Listings of layout items with their boxes:
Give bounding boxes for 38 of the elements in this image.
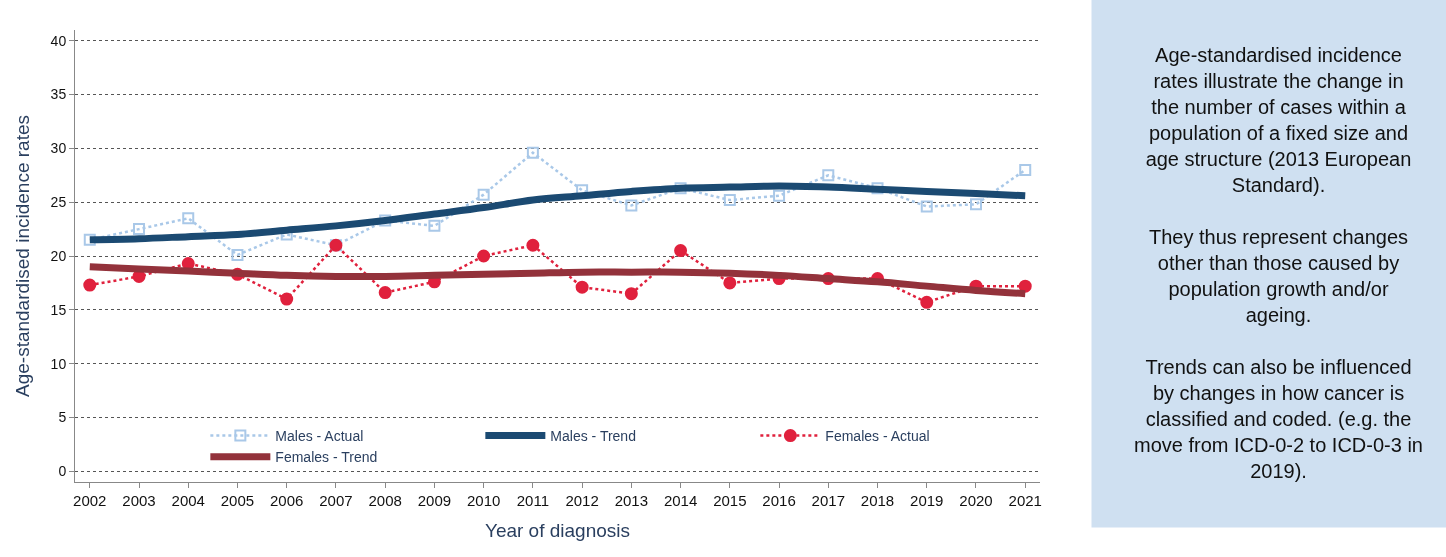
y-axis-title: Age-standardised incidence rates bbox=[12, 114, 34, 398]
y-tick-label: 40 bbox=[50, 32, 67, 49]
y-tick-label: 10 bbox=[50, 355, 67, 372]
x-tick-label: 2009 bbox=[417, 492, 452, 509]
text: Age-standardised incidence rates illustrate the change in the number of cases within a population of a fixed size and age structure (2013 European Standard). bbox=[1145, 44, 1412, 196]
x-tick-label: 2008 bbox=[368, 492, 402, 509]
x-tick-label: 2014 bbox=[663, 492, 698, 509]
x-tick-label: 2006 bbox=[270, 492, 304, 509]
legend-label: Females - Trend bbox=[275, 449, 378, 466]
x-axis-title: Year of diagnosis bbox=[484, 519, 631, 541]
x-tick-label: 2002 bbox=[73, 492, 107, 509]
x-tick-label: 2003 bbox=[122, 492, 156, 509]
y-tick-label: 0 bbox=[58, 463, 67, 480]
x-tick-label: 2005 bbox=[220, 492, 255, 509]
x-tick-label: 2020 bbox=[959, 492, 993, 509]
legend-label: Males - Actual bbox=[275, 428, 364, 445]
x-tick-label: 2015 bbox=[713, 492, 747, 509]
x-tick-label: 2012 bbox=[565, 492, 599, 509]
x-tick-label: 2018 bbox=[860, 492, 895, 509]
x-tick-label: 2017 bbox=[811, 492, 845, 509]
y-tick-label: 30 bbox=[50, 140, 67, 157]
x-tick-label: 2004 bbox=[171, 492, 205, 509]
x-tick-label: 2019 bbox=[910, 492, 944, 509]
x-tick-label: 2011 bbox=[516, 492, 550, 509]
text: Trends can also be influenced by changes in how cancer is classified and coded. (e.g. the move from ICD-0-2 to ICD-0-3 in 2019). bbox=[1134, 356, 1423, 482]
y-tick-label: 15 bbox=[50, 301, 67, 318]
text: They thus represent changes other than those caused by population growth and/or ageing. bbox=[1148, 226, 1409, 326]
y-tick-label: 35 bbox=[50, 86, 67, 103]
y-tick-label: 20 bbox=[50, 247, 67, 264]
x-tick-label: 2016 bbox=[762, 492, 796, 509]
x-tick-label: 2010 bbox=[466, 492, 501, 509]
y-tick-label: 25 bbox=[50, 194, 67, 211]
x-tick-label: 2021 bbox=[1008, 492, 1042, 509]
legend-label: Females - Actual bbox=[825, 428, 930, 445]
x-tick-label: 2013 bbox=[614, 492, 649, 509]
x-tick-label: 2007 bbox=[319, 492, 353, 509]
y-tick-label: 5 bbox=[58, 409, 67, 426]
legend-label: Males - Trend bbox=[550, 428, 636, 445]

SHORT TASK |
Copy all of the data above line for line, leaving out the pictures.

OUTPUT FOR THIS EXERCISE |
Give bounding boxes for 38 of the elements in this image.
y-axis-title: Age-standardised incidence rates bbox=[12, 114, 34, 398]
y-tick-label: 40 bbox=[50, 32, 67, 49]
y-tick-label: 10 bbox=[50, 355, 67, 372]
x-tick-label: 2009 bbox=[417, 492, 452, 509]
text: Age-standardised incidence rates illustrate the change in the number of cases within a population of a fixed size and age structure (2013 European Standard). bbox=[1145, 44, 1412, 196]
x-tick-label: 2008 bbox=[368, 492, 402, 509]
x-tick-label: 2014 bbox=[663, 492, 698, 509]
x-tick-label: 2006 bbox=[270, 492, 304, 509]
legend-label: Females - Trend bbox=[275, 449, 378, 466]
x-axis-title: Year of diagnosis bbox=[484, 519, 631, 541]
x-tick-label: 2002 bbox=[73, 492, 107, 509]
x-tick-label: 2003 bbox=[122, 492, 156, 509]
y-tick-label: 0 bbox=[58, 463, 67, 480]
x-tick-label: 2005 bbox=[220, 492, 255, 509]
x-tick-label: 2020 bbox=[959, 492, 993, 509]
legend-label: Males - Actual bbox=[275, 428, 364, 445]
x-tick-label: 2015 bbox=[713, 492, 747, 509]
x-tick-label: 2012 bbox=[565, 492, 599, 509]
x-tick-label: 2018 bbox=[860, 492, 895, 509]
x-tick-label: 2017 bbox=[811, 492, 845, 509]
y-tick-label: 30 bbox=[50, 140, 67, 157]
x-tick-label: 2004 bbox=[171, 492, 205, 509]
x-tick-label: 2019 bbox=[910, 492, 944, 509]
x-tick-label: 2011 bbox=[516, 492, 550, 509]
text: Trends can also be influenced by changes in how cancer is classified and coded. (e.g. the move from ICD-0-2 to ICD-0-3 in 2019). bbox=[1134, 356, 1423, 482]
y-tick-label: 15 bbox=[50, 301, 67, 318]
text: They thus represent changes other than those caused by population growth and/or ageing. bbox=[1148, 226, 1409, 326]
y-tick-label: 35 bbox=[50, 86, 67, 103]
y-tick-label: 20 bbox=[50, 247, 67, 264]
x-tick-label: 2016 bbox=[762, 492, 796, 509]
x-tick-label: 2010 bbox=[466, 492, 501, 509]
y-tick-label: 25 bbox=[50, 194, 67, 211]
x-tick-label: 2021 bbox=[1008, 492, 1042, 509]
legend-label: Females - Actual bbox=[825, 428, 930, 445]
x-tick-label: 2013 bbox=[614, 492, 649, 509]
x-tick-label: 2007 bbox=[319, 492, 353, 509]
y-tick-label: 5 bbox=[58, 409, 67, 426]
legend-label: Males - Trend bbox=[550, 428, 636, 445]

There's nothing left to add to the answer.